Problem to solve: Answer with one number only: the number of lines that include the word "icon".

>> Begin Supplied records

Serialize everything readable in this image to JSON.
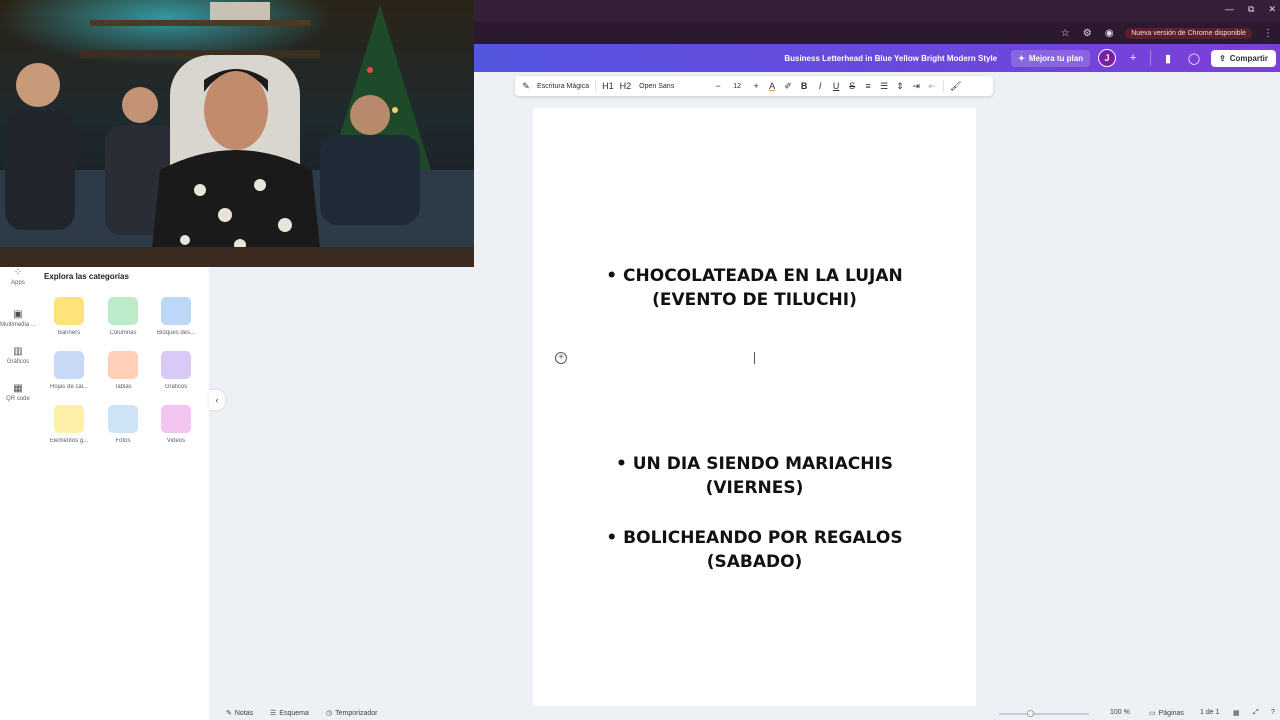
{
  "browser": {
    "update_chip": "Nueva versión de Chrome disponible"
  },
  "header": {
    "doc_title": "Business Letterhead in Blue Yellow Bright Modern Style",
    "upgrade_label": "Mejora tu plan",
    "avatar_initial": "J",
    "share_label": "Compartir"
  },
  "toolbar": {
    "magic_label": "Escritura Mágica",
    "h1": "H1",
    "h2": "H2",
    "font": "Open Sans",
    "minus": "−",
    "size": "12",
    "plus": "+",
    "bold": "B",
    "italic": "I",
    "underline": "U",
    "strike": "S"
  },
  "rail": {
    "items": [
      {
        "label": "Apps",
        "icon": "apps-icon"
      },
      {
        "label": "Multimedia ...",
        "icon": "media-icon"
      },
      {
        "label": "Gráficos",
        "icon": "chart-icon"
      },
      {
        "label": "QR code",
        "icon": "qr-icon"
      }
    ]
  },
  "panel": {
    "title": "Explora las categorías",
    "categories": [
      {
        "label": "Banners",
        "color": "#ffe27a"
      },
      {
        "label": "Columnas",
        "color": "#bdeccb"
      },
      {
        "label": "Bloques des...",
        "color": "#bcd7f7"
      },
      {
        "label": "Hojas de cál...",
        "color": "#c9d8f6"
      },
      {
        "label": "Tablas",
        "color": "#ffcfb8"
      },
      {
        "label": "Gráficos",
        "color": "#d9c9f7"
      },
      {
        "label": "Elementos g...",
        "color": "#fff0a8"
      },
      {
        "label": "Fotos",
        "color": "#cfe3f7"
      },
      {
        "label": "Videos",
        "color": "#f3c4f0"
      }
    ]
  },
  "document": {
    "line1a": "• CHOCOLATEADA EN LA LUJAN",
    "line1b": "(EVENTO DE TILUCHI)",
    "line2a": "• UN DIA SIENDO MARIACHIS",
    "line2b": "(VIERNES)",
    "line3a": "• BOLICHEANDO POR REGALOS",
    "line3b": "(SABADO)"
  },
  "footer": {
    "notes": "Notas",
    "outline": "Esquema",
    "timer": "Temporizador",
    "zoom": "100 %",
    "pages_label": "Páginas",
    "page_count": "1 de 1"
  }
}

>> End Supplied records

Solution to this task: 4